REQUIRED WORK: Look over the lines below. Report each one that includes the string "Soil".

ENTRIES PROVIDED:
★ ★ ★ ★ ★

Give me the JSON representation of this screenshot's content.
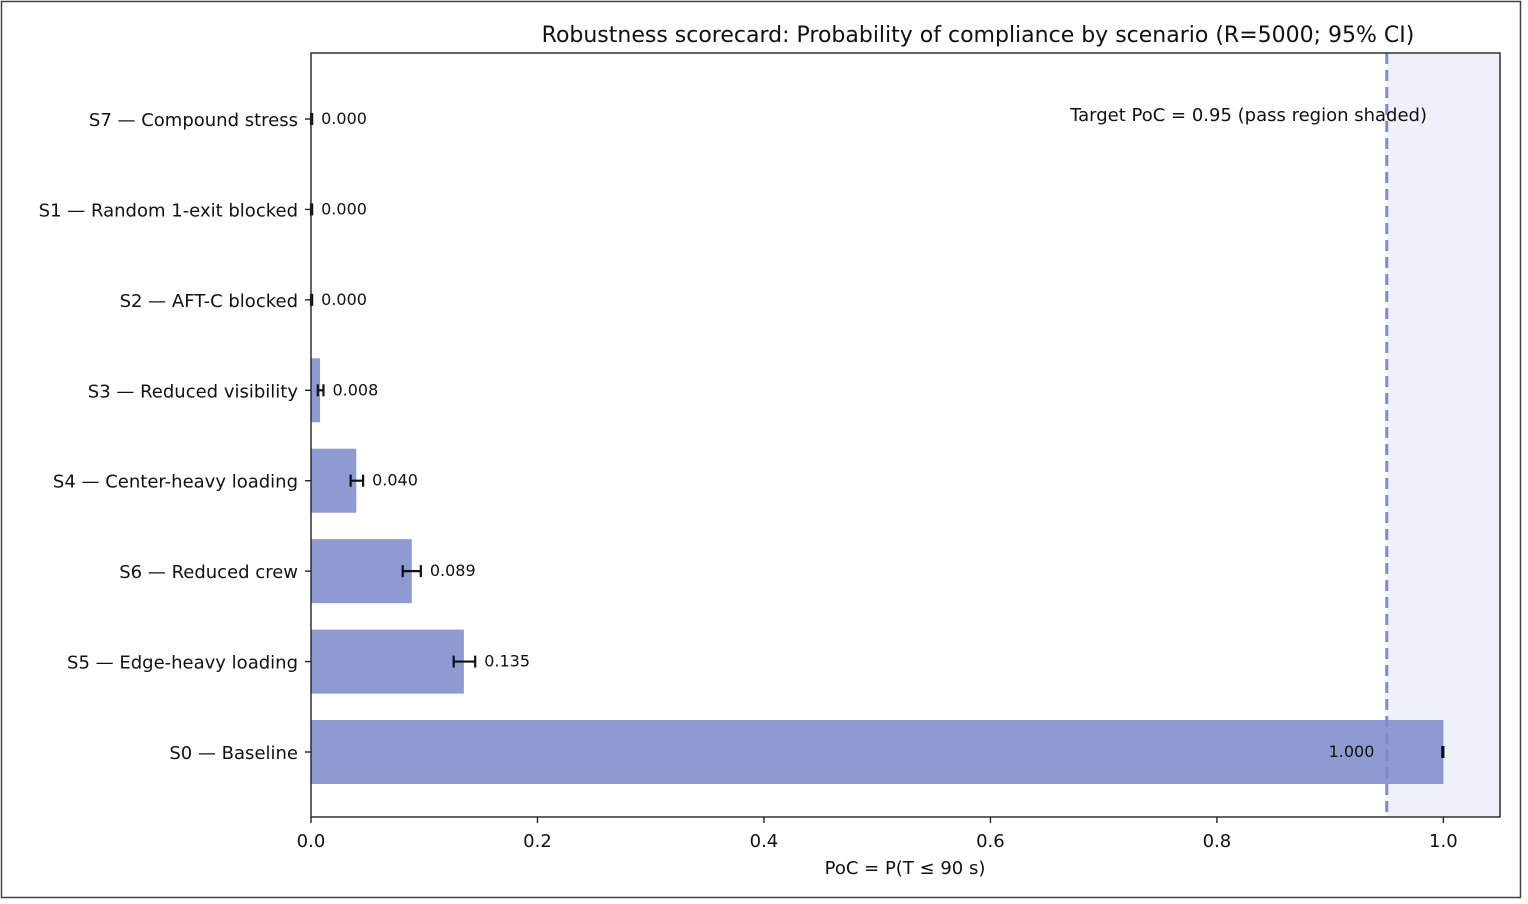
{
  "chart_data": {
    "type": "bar",
    "orientation": "horizontal",
    "title": "Robustness scorecard: Probability of compliance by scenario (R=5000; 95% CI)",
    "xlabel": "PoC = P(T ≤ 90 s)",
    "ylabel": "",
    "xlim": [
      0.0,
      1.05
    ],
    "xticks": [
      0.0,
      0.2,
      0.4,
      0.6,
      0.8,
      1.0
    ],
    "xtick_labels": [
      "0.0",
      "0.2",
      "0.4",
      "0.6",
      "0.8",
      "1.0"
    ],
    "grid": false,
    "bar_color": "#8e9ad2",
    "categories": [
      "S7 — Compound stress",
      "S1 — Random 1-exit blocked",
      "S2 — AFT-C blocked",
      "S3 — Reduced visibility",
      "S4 — Center-heavy loading",
      "S6 — Reduced crew",
      "S5 — Edge-heavy loading",
      "S0 — Baseline"
    ],
    "values": [
      0.0,
      0.0,
      0.0,
      0.008,
      0.04,
      0.089,
      0.135,
      1.0
    ],
    "value_labels": [
      "0.000",
      "0.000",
      "0.000",
      "0.008",
      "0.040",
      "0.089",
      "0.135",
      "1.000"
    ],
    "ci_lower": [
      0.0,
      0.0,
      0.0,
      0.006,
      0.035,
      0.081,
      0.126,
      0.999
    ],
    "ci_upper": [
      0.001,
      0.001,
      0.001,
      0.011,
      0.046,
      0.097,
      0.145,
      1.0
    ],
    "target": {
      "value": 0.95,
      "label": "Target PoC = 0.95 (pass region shaded)",
      "line_color": "#7b8cd0",
      "shade_color": "#eef1f9"
    }
  }
}
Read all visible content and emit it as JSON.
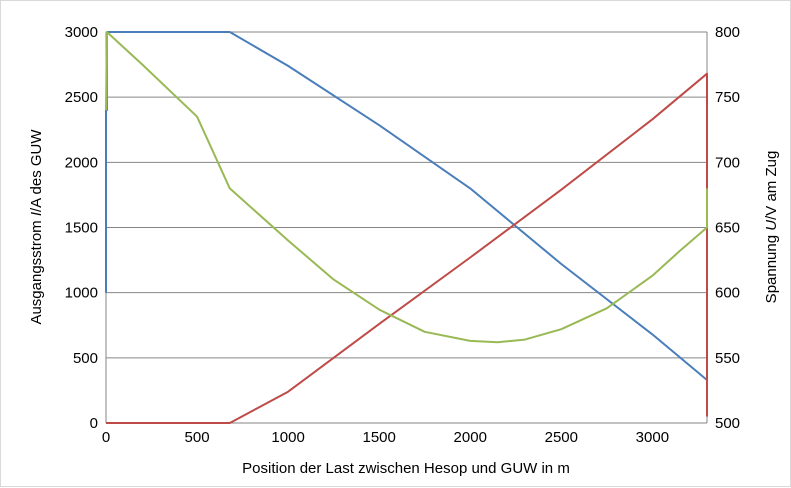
{
  "chart_data": {
    "type": "line",
    "xlabel": "Position der Last zwischen Hesop und GUW in m",
    "ylabel_left": {
      "pre": "Ausgangsstrom ",
      "ital": "I",
      "post": "/A des GUW"
    },
    "ylabel_right": {
      "pre": "Spannung ",
      "ital": "U",
      "post": "/V am Zug"
    },
    "xlim": [
      0,
      3300
    ],
    "ylim_left": [
      0,
      3000
    ],
    "ylim_right": [
      500,
      800
    ],
    "x_ticks": [
      "0",
      "500",
      "1000",
      "1500",
      "2000",
      "2500",
      "3000"
    ],
    "y_ticks_left": [
      "0",
      "500",
      "1000",
      "1500",
      "2000",
      "2500",
      "3000"
    ],
    "y_ticks_right": [
      "500",
      "550",
      "600",
      "650",
      "700",
      "750",
      "800"
    ],
    "grid": "horizontal",
    "legend": "none",
    "series": [
      {
        "axis": "left",
        "color": "#4a7ebb",
        "points": [
          [
            0,
            1000
          ],
          [
            0,
            2400
          ],
          [
            5,
            2400
          ],
          [
            5,
            3000
          ],
          [
            680,
            3000
          ],
          [
            1000,
            2740
          ],
          [
            1500,
            2285
          ],
          [
            2000,
            1800
          ],
          [
            2500,
            1220
          ],
          [
            3000,
            680
          ],
          [
            3300,
            330
          ]
        ]
      },
      {
        "axis": "left",
        "color": "#be4b48",
        "points": [
          [
            0,
            0
          ],
          [
            680,
            0
          ],
          [
            1000,
            240
          ],
          [
            1500,
            760
          ],
          [
            2000,
            1270
          ],
          [
            2500,
            1790
          ],
          [
            3000,
            2330
          ],
          [
            3300,
            2680
          ],
          [
            3300,
            50
          ]
        ]
      },
      {
        "axis": "right",
        "color": "#98b954",
        "points": [
          [
            0,
            740
          ],
          [
            5,
            800
          ],
          [
            200,
            775
          ],
          [
            500,
            735
          ],
          [
            680,
            680
          ],
          [
            1000,
            640
          ],
          [
            1250,
            610
          ],
          [
            1500,
            587
          ],
          [
            1750,
            570
          ],
          [
            2000,
            563
          ],
          [
            2150,
            562
          ],
          [
            2300,
            564
          ],
          [
            2500,
            572
          ],
          [
            2750,
            588
          ],
          [
            3000,
            613
          ],
          [
            3150,
            632
          ],
          [
            3300,
            650
          ],
          [
            3300,
            680
          ]
        ]
      }
    ]
  }
}
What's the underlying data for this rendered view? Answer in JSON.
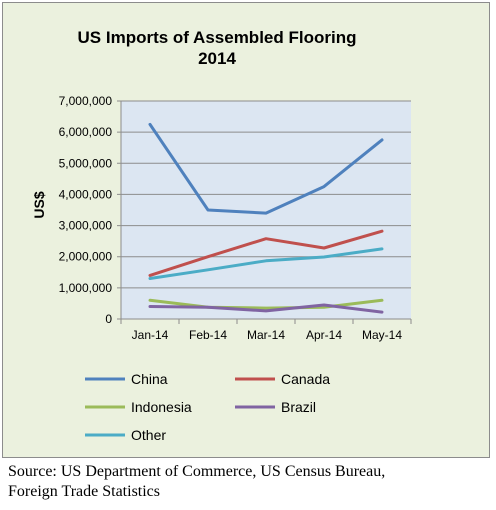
{
  "chart_data": {
    "type": "line",
    "title": [
      "US Imports  of Assembled Flooring",
      "2014"
    ],
    "xlabel": "",
    "ylabel": "US$",
    "categories": [
      "Jan-14",
      "Feb-14",
      "Mar-14",
      "Apr-14",
      "May-14"
    ],
    "ylim": [
      0,
      7000000
    ],
    "yticks": [
      0,
      1000000,
      2000000,
      3000000,
      4000000,
      5000000,
      6000000,
      7000000
    ],
    "ytick_labels": [
      "0",
      "1,000,000",
      "2,000,000",
      "3,000,000",
      "4,000,000",
      "5,000,000",
      "6,000,000",
      "7,000,000"
    ],
    "grid": true,
    "legend_position": "bottom",
    "series": [
      {
        "name": "China",
        "color": "#4f81bd",
        "values": [
          6250000,
          3500000,
          3400000,
          4250000,
          5750000
        ]
      },
      {
        "name": "Canada",
        "color": "#c0504d",
        "values": [
          1400000,
          2000000,
          2580000,
          2280000,
          2820000
        ]
      },
      {
        "name": "Indonesia",
        "color": "#9bbb59",
        "values": [
          600000,
          380000,
          350000,
          380000,
          600000
        ]
      },
      {
        "name": "Brazil",
        "color": "#8064a2",
        "values": [
          400000,
          380000,
          260000,
          450000,
          220000
        ]
      },
      {
        "name": "Other",
        "color": "#4bacc6",
        "values": [
          1300000,
          1580000,
          1870000,
          1990000,
          2250000
        ]
      }
    ]
  },
  "source_lines": [
    "Source: US Department of Commerce, US Census Bureau,",
    "Foreign Trade Statistics"
  ],
  "colors": {
    "chart_background": "#ebf1de",
    "plot_background": "#dce6f2",
    "gridline": "#8c8c8c"
  }
}
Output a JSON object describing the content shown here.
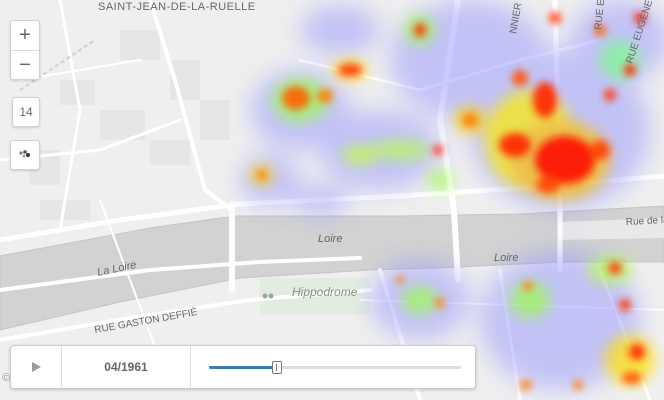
{
  "map": {
    "labels": {
      "neighborhood": "SAINT-JEAN-DE-LA-RUELLE",
      "river_name_1": "Loire",
      "river_name_2": "Loire",
      "river_name_3": "La Loire",
      "street_1": "RUE GASTON DEFFIÉ",
      "street_2": "NNIER",
      "street_3": "RUE EUGÈNE",
      "street_4": "RUE E",
      "street_5": "Rue de la Loire",
      "landmark": "Hippodrome"
    },
    "colors": {
      "land": "#efefef",
      "river": "#d2d2d2",
      "roads": "#ffffff",
      "park": "#e3ece1",
      "heat_low": "#8c8cff",
      "heat_mid": "#ffff00",
      "heat_high": "#ff0000"
    }
  },
  "controls": {
    "zoom_in": "+",
    "zoom_out": "−",
    "zoom_level": "14",
    "layer_icon": "heatmap-points-icon"
  },
  "timeline": {
    "play_icon": "play-icon",
    "date": "04/1961",
    "progress": 0.27
  },
  "attribution": "©"
}
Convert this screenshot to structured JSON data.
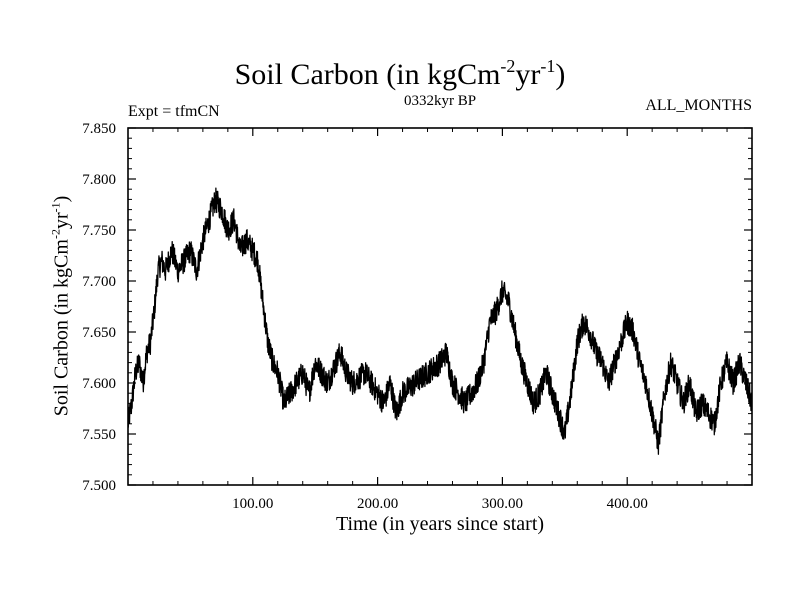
{
  "chart_data": {
    "type": "line",
    "title": "Soil Carbon (in kgCm",
    "title_sup1": "-2",
    "title_mid": "yr",
    "title_sup2": "-1",
    "title_end": ")",
    "subtitle": "0332kyr BP",
    "left_annotation": "Expt = tfmCN",
    "right_annotation": "ALL_MONTHS",
    "xlabel": "Time (in years since start)",
    "ylabel": "Soil Carbon (in kgCm",
    "ylabel_sup1": "-2",
    "ylabel_mid": "yr",
    "ylabel_sup2": "-1",
    "ylabel_end": ")",
    "xlim": [
      0,
      500
    ],
    "ylim": [
      7.5,
      7.85
    ],
    "x_ticks": [
      100,
      200,
      300,
      400
    ],
    "x_tick_labels": [
      "100.00",
      "200.00",
      "300.00",
      "400.00"
    ],
    "y_ticks": [
      7.5,
      7.55,
      7.6,
      7.65,
      7.7,
      7.75,
      7.8,
      7.85
    ],
    "y_tick_labels": [
      "7.500",
      "7.550",
      "7.600",
      "7.650",
      "7.700",
      "7.750",
      "7.800",
      "7.850"
    ],
    "grid": false,
    "noise_amplitude": 0.012,
    "series": [
      {
        "color": "#000000",
        "x": [
          0,
          3,
          6,
          9,
          12,
          15,
          18,
          21,
          24,
          27,
          30,
          35,
          40,
          45,
          50,
          55,
          60,
          65,
          70,
          75,
          80,
          85,
          90,
          95,
          100,
          104,
          108,
          112,
          116,
          120,
          125,
          130,
          135,
          140,
          145,
          150,
          160,
          170,
          175,
          180,
          190,
          200,
          205,
          210,
          215,
          220,
          230,
          240,
          250,
          255,
          260,
          270,
          280,
          285,
          290,
          295,
          300,
          305,
          310,
          315,
          320,
          325,
          330,
          335,
          340,
          345,
          350,
          355,
          360,
          365,
          370,
          375,
          380,
          385,
          390,
          395,
          400,
          405,
          410,
          415,
          420,
          425,
          430,
          435,
          440,
          445,
          450,
          455,
          460,
          465,
          470,
          475,
          480,
          485,
          490,
          495,
          500
        ],
        "y": [
          7.56,
          7.58,
          7.61,
          7.62,
          7.6,
          7.63,
          7.64,
          7.67,
          7.71,
          7.72,
          7.71,
          7.73,
          7.71,
          7.72,
          7.73,
          7.71,
          7.74,
          7.76,
          7.78,
          7.77,
          7.75,
          7.76,
          7.73,
          7.74,
          7.73,
          7.72,
          7.68,
          7.64,
          7.62,
          7.61,
          7.58,
          7.59,
          7.6,
          7.61,
          7.59,
          7.62,
          7.6,
          7.63,
          7.61,
          7.6,
          7.61,
          7.59,
          7.58,
          7.6,
          7.57,
          7.59,
          7.6,
          7.61,
          7.62,
          7.63,
          7.6,
          7.58,
          7.6,
          7.62,
          7.66,
          7.67,
          7.69,
          7.68,
          7.65,
          7.62,
          7.6,
          7.58,
          7.59,
          7.61,
          7.59,
          7.57,
          7.55,
          7.59,
          7.64,
          7.66,
          7.65,
          7.63,
          7.62,
          7.6,
          7.62,
          7.64,
          7.66,
          7.65,
          7.62,
          7.6,
          7.57,
          7.54,
          7.59,
          7.62,
          7.6,
          7.58,
          7.6,
          7.57,
          7.58,
          7.57,
          7.56,
          7.6,
          7.62,
          7.6,
          7.62,
          7.6,
          7.58
        ]
      }
    ]
  }
}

★ ★ ★ ★ ★

CORRECT RESULT:
    "title": "Soil Carbon (in kgCm",
    "ylabel": "Soil Carbon (in kgCm",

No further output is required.